- TASK DETAILS -
Pictures appear in the records below; write out everything else exactly.

- PROVIDED MATERIAL -
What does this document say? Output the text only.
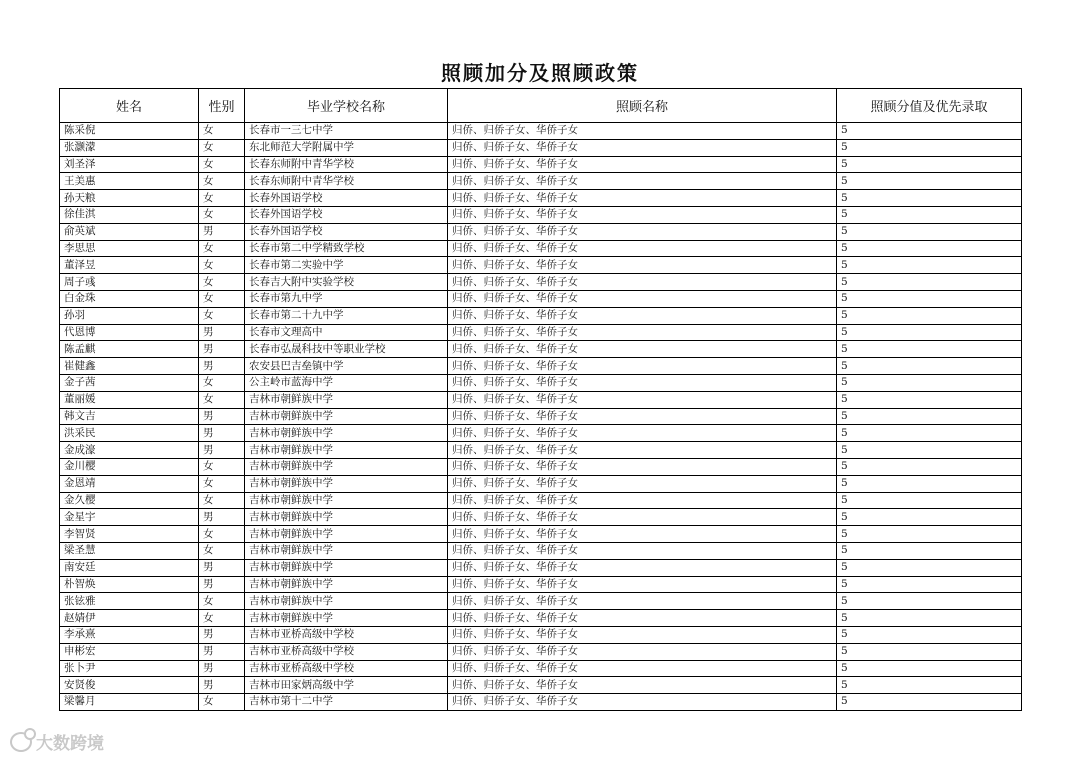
照顾加分及照顾政策
姓名	性别	毕业学校名称	照顾名称	照顾分值及优先录取
陈采倪	女	长春市一三七中学	归侨、归侨子女、华侨子女	5
张灏濛	女	东北师范大学附属中学	归侨、归侨子女、华侨子女	5
刘圣泽	女	长春东师附中青华学校	归侨、归侨子女、华侨子女	5
王美惠	女	长春东师附中青华学校	归侨、归侨子女、华侨子女	5
孙天粮	女	长春外国语学校	归侨、归侨子女、华侨子女	5
徐佳淇	女	长春外国语学校	归侨、归侨子女、华侨子女	5
俞英斌	男	长春外国语学校	归侨、归侨子女、华侨子女	5
李思思	女	长春市第二中学精致学校	归侨、归侨子女、华侨子女	5
董泽昱	女	长春市第二实验中学	归侨、归侨子女、华侨子女	5
周子彧	女	长春吉大附中实验学校	归侨、归侨子女、华侨子女	5
白金珠	女	长春市第九中学	归侨、归侨子女、华侨子女	5
孙羽	女	长春市第二十九中学	归侨、归侨子女、华侨子女	5
代恩博	男	长春市文理高中	归侨、归侨子女、华侨子女	5
陈孟麒	男	长春市弘晟科技中等职业学校	归侨、归侨子女、华侨子女	5
崔健鑫	男	农安县巴吉垒镇中学	归侨、归侨子女、华侨子女	5
金子茜	女	公主岭市蓝海中学	归侨、归侨子女、华侨子女	5
董丽媛	女	吉林市朝鲜族中学	归侨、归侨子女、华侨子女	5
韩文吉	男	吉林市朝鲜族中学	归侨、归侨子女、华侨子女	5
洪采民	男	吉林市朝鲜族中学	归侨、归侨子女、华侨子女	5
金成濠	男	吉林市朝鲜族中学	归侨、归侨子女、华侨子女	5
金川樱	女	吉林市朝鲜族中学	归侨、归侨子女、华侨子女	5
金恩靖	女	吉林市朝鲜族中学	归侨、归侨子女、华侨子女	5
金久樱	女	吉林市朝鲜族中学	归侨、归侨子女、华侨子女	5
金星宇	男	吉林市朝鲜族中学	归侨、归侨子女、华侨子女	5
李智贤	女	吉林市朝鲜族中学	归侨、归侨子女、华侨子女	5
梁圣慧	女	吉林市朝鲜族中学	归侨、归侨子女、华侨子女	5
南安廷	男	吉林市朝鲜族中学	归侨、归侨子女、华侨子女	5
朴智焕	男	吉林市朝鲜族中学	归侨、归侨子女、华侨子女	5
张铉雅	女	吉林市朝鲜族中学	归侨、归侨子女、华侨子女	5
赵婧伊	女	吉林市朝鲜族中学	归侨、归侨子女、华侨子女	5
李承熹	男	吉林市亚桥高级中学校	归侨、归侨子女、华侨子女	5
申彬宏	男	吉林市亚桥高级中学校	归侨、归侨子女、华侨子女	5
张卜尹	男	吉林市亚桥高级中学校	归侨、归侨子女、华侨子女	5
安贤俊	男	吉林市田家炳高级中学	归侨、归侨子女、华侨子女	5
梁馨月	女	吉林市第十二中学	归侨、归侨子女、华侨子女	5
大数跨境
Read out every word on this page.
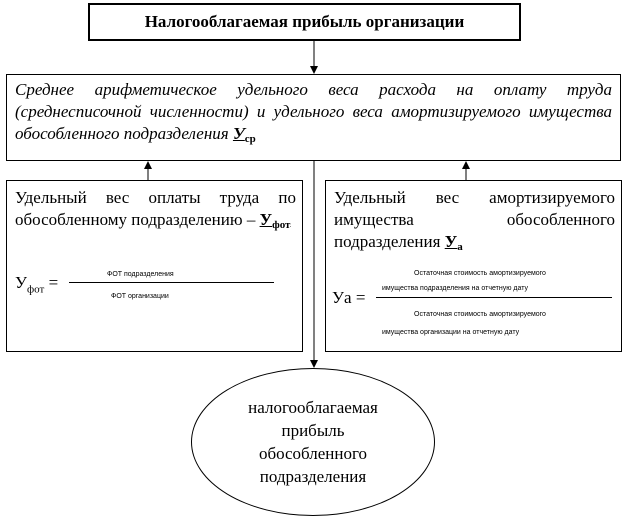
Налогооблагаемая прибыль организации
Среднее арифметическое удельного веса расхода на оплату труда (среднесписочной численности) и удельного веса амортизируемого имущества обособленного подразделения Уср
Удельный вес оплаты труда по обособленному подразделению – Уфот
ФОТ подразделения
$У_{фот}$ =
ФОТ организации
Удельный вес амортизируемого имущества обособленного подразделения Уа
Остаточная стоимость амортизируемого
имущества подразделения на отчетную дату
Уа =
Остаточная стоимость амортизируемого
имущества организации на отчетную дату
налогооблагаемая
прибыль
обособленного
подразделения
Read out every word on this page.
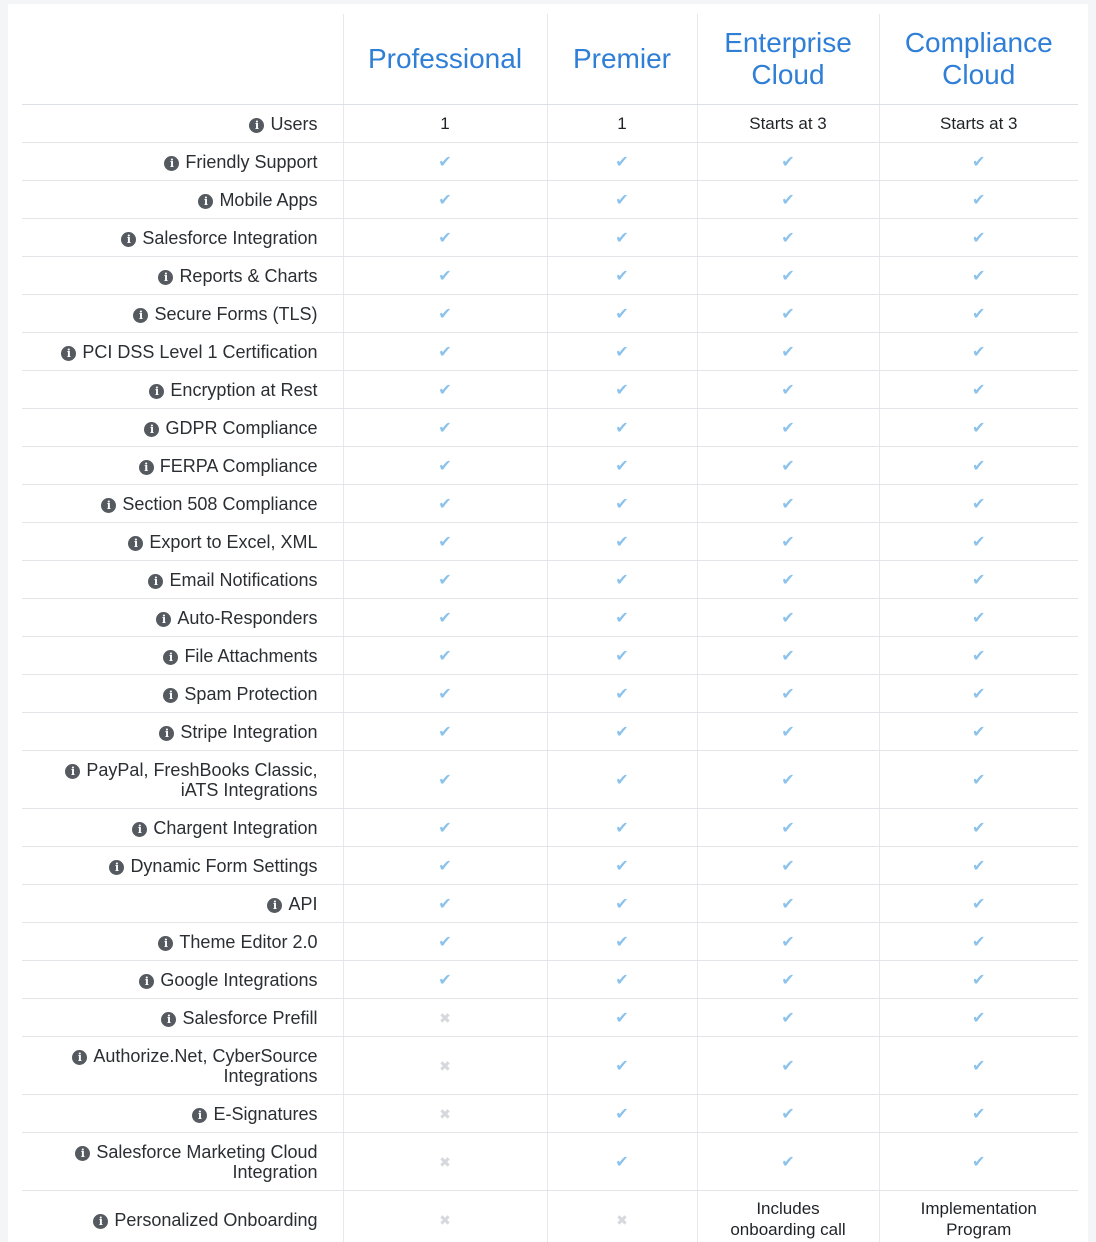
	Professional	Premier	Enterprise Cloud	Compliance Cloud
i Users	1	1	Starts at 3	Starts at 3
i Friendly Support	✔	✔	✔	✔
i Mobile Apps	✔	✔	✔	✔
i Salesforce Integration	✔	✔	✔	✔
i Reports & Charts	✔	✔	✔	✔
i Secure Forms (TLS)	✔	✔	✔	✔
i PCI DSS Level 1 Certification	✔	✔	✔	✔
i Encryption at Rest	✔	✔	✔	✔
i GDPR Compliance	✔	✔	✔	✔
i FERPA Compliance	✔	✔	✔	✔
i Section 508 Compliance	✔	✔	✔	✔
i Export to Excel, XML	✔	✔	✔	✔
i Email Notifications	✔	✔	✔	✔
i Auto-Responders	✔	✔	✔	✔
i File Attachments	✔	✔	✔	✔
i Spam Protection	✔	✔	✔	✔
i Stripe Integration	✔	✔	✔	✔
i PayPal, FreshBooks Classic, iATS Integrations	✔	✔	✔	✔
i Chargent Integration	✔	✔	✔	✔
i Dynamic Form Settings	✔	✔	✔	✔
i API	✔	✔	✔	✔
i Theme Editor 2.0	✔	✔	✔	✔
i Google Integrations	✔	✔	✔	✔
i Salesforce Prefill	✖	✔	✔	✔
i Authorize.Net, CyberSource Integrations	✖	✔	✔	✔
i E-Signatures	✖	✔	✔	✔
i Salesforce Marketing Cloud Integration	✖	✔	✔	✔
i Personalized Onboarding	✖	✖	Includes onboarding call	Implementation Program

- FINISHED EXERCISE -
What does this document say? Output the text only.
照顾加分及照顾政策
姓名	性别	毕业学校名称	照顾名称	照顾分值及优先录取
陈采倪	女	长春市一三七中学	归侨、归侨子女、华侨子女	5
张灏濛	女	东北师范大学附属中学	归侨、归侨子女、华侨子女	5
刘圣泽	女	长春东师附中青华学校	归侨、归侨子女、华侨子女	5
王美惠	女	长春东师附中青华学校	归侨、归侨子女、华侨子女	5
孙天粮	女	长春外国语学校	归侨、归侨子女、华侨子女	5
徐佳淇	女	长春外国语学校	归侨、归侨子女、华侨子女	5
俞英斌	男	长春外国语学校	归侨、归侨子女、华侨子女	5
李思思	女	长春市第二中学精致学校	归侨、归侨子女、华侨子女	5
董泽昱	女	长春市第二实验中学	归侨、归侨子女、华侨子女	5
周子彧	女	长春吉大附中实验学校	归侨、归侨子女、华侨子女	5
白金珠	女	长春市第九中学	归侨、归侨子女、华侨子女	5
孙羽	女	长春市第二十九中学	归侨、归侨子女、华侨子女	5
代恩博	男	长春市文理高中	归侨、归侨子女、华侨子女	5
陈孟麒	男	长春市弘晟科技中等职业学校	归侨、归侨子女、华侨子女	5
崔健鑫	男	农安县巴吉垒镇中学	归侨、归侨子女、华侨子女	5
金子茜	女	公主岭市蓝海中学	归侨、归侨子女、华侨子女	5
董丽媛	女	吉林市朝鲜族中学	归侨、归侨子女、华侨子女	5
韩文吉	男	吉林市朝鲜族中学	归侨、归侨子女、华侨子女	5
洪采民	男	吉林市朝鲜族中学	归侨、归侨子女、华侨子女	5
金成濠	男	吉林市朝鲜族中学	归侨、归侨子女、华侨子女	5
金川樱	女	吉林市朝鲜族中学	归侨、归侨子女、华侨子女	5
金恩靖	女	吉林市朝鲜族中学	归侨、归侨子女、华侨子女	5
金久樱	女	吉林市朝鲜族中学	归侨、归侨子女、华侨子女	5
金星宇	男	吉林市朝鲜族中学	归侨、归侨子女、华侨子女	5
李智贤	女	吉林市朝鲜族中学	归侨、归侨子女、华侨子女	5
梁圣慧	女	吉林市朝鲜族中学	归侨、归侨子女、华侨子女	5
南安廷	男	吉林市朝鲜族中学	归侨、归侨子女、华侨子女	5
朴智焕	男	吉林市朝鲜族中学	归侨、归侨子女、华侨子女	5
张铉雅	女	吉林市朝鲜族中学	归侨、归侨子女、华侨子女	5
赵婧伊	女	吉林市朝鲜族中学	归侨、归侨子女、华侨子女	5
李承熹	男	吉林市亚桥高级中学校	归侨、归侨子女、华侨子女	5
申彬宏	男	吉林市亚桥高级中学校	归侨、归侨子女、华侨子女	5
张卜尹	男	吉林市亚桥高级中学校	归侨、归侨子女、华侨子女	5
安贤俊	男	吉林市田家炳高级中学	归侨、归侨子女、华侨子女	5
梁馨月	女	吉林市第十二中学	归侨、归侨子女、华侨子女	5
大数跨境
Read out every word on this page.
Налогооблагаемая прибыль организации
Среднее арифметическое удельного веса расхода на оплату труда (среднесписочной численности) и удельного веса амортизируемого имущества обособленного подразделения Уср
Удельный вес оплаты труда по обособленному подразделению – Уфот
ФОТ подразделения
$У_{фот}$ =
ФОТ организации
Удельный вес амортизируемого имущества обособленного подразделения Уа
Остаточная стоимость амортизируемого
имущества подразделения на отчетную дату
Уа =
Остаточная стоимость амортизируемого
имущества организации на отчетную дату
налогооблагаемая
прибыль
обособленного
подразделения
Read out every word on this page.
	Professional	Premier	Enterprise Cloud	Compliance Cloud
i Users	1	1	Starts at 3	Starts at 3
i Friendly Support	✔	✔	✔	✔
i Mobile Apps	✔	✔	✔	✔
i Salesforce Integration	✔	✔	✔	✔
i Reports & Charts	✔	✔	✔	✔
i Secure Forms (TLS)	✔	✔	✔	✔
i PCI DSS Level 1 Certification	✔	✔	✔	✔
i Encryption at Rest	✔	✔	✔	✔
i GDPR Compliance	✔	✔	✔	✔
i FERPA Compliance	✔	✔	✔	✔
i Section 508 Compliance	✔	✔	✔	✔
i Export to Excel, XML	✔	✔	✔	✔
i Email Notifications	✔	✔	✔	✔
i Auto-Responders	✔	✔	✔	✔
i File Attachments	✔	✔	✔	✔
i Spam Protection	✔	✔	✔	✔
i Stripe Integration	✔	✔	✔	✔
i PayPal, FreshBooks Classic, iATS Integrations	✔	✔	✔	✔
i Chargent Integration	✔	✔	✔	✔
i Dynamic Form Settings	✔	✔	✔	✔
i API	✔	✔	✔	✔
i Theme Editor 2.0	✔	✔	✔	✔
i Google Integrations	✔	✔	✔	✔
i Salesforce Prefill	✖	✔	✔	✔
i Authorize.Net, CyberSource Integrations	✖	✔	✔	✔
i E-Signatures	✖	✔	✔	✔
i Salesforce Marketing Cloud Integration	✖	✔	✔	✔
i Personalized Onboarding	✖	✖	Includes onboarding call	Implementation Program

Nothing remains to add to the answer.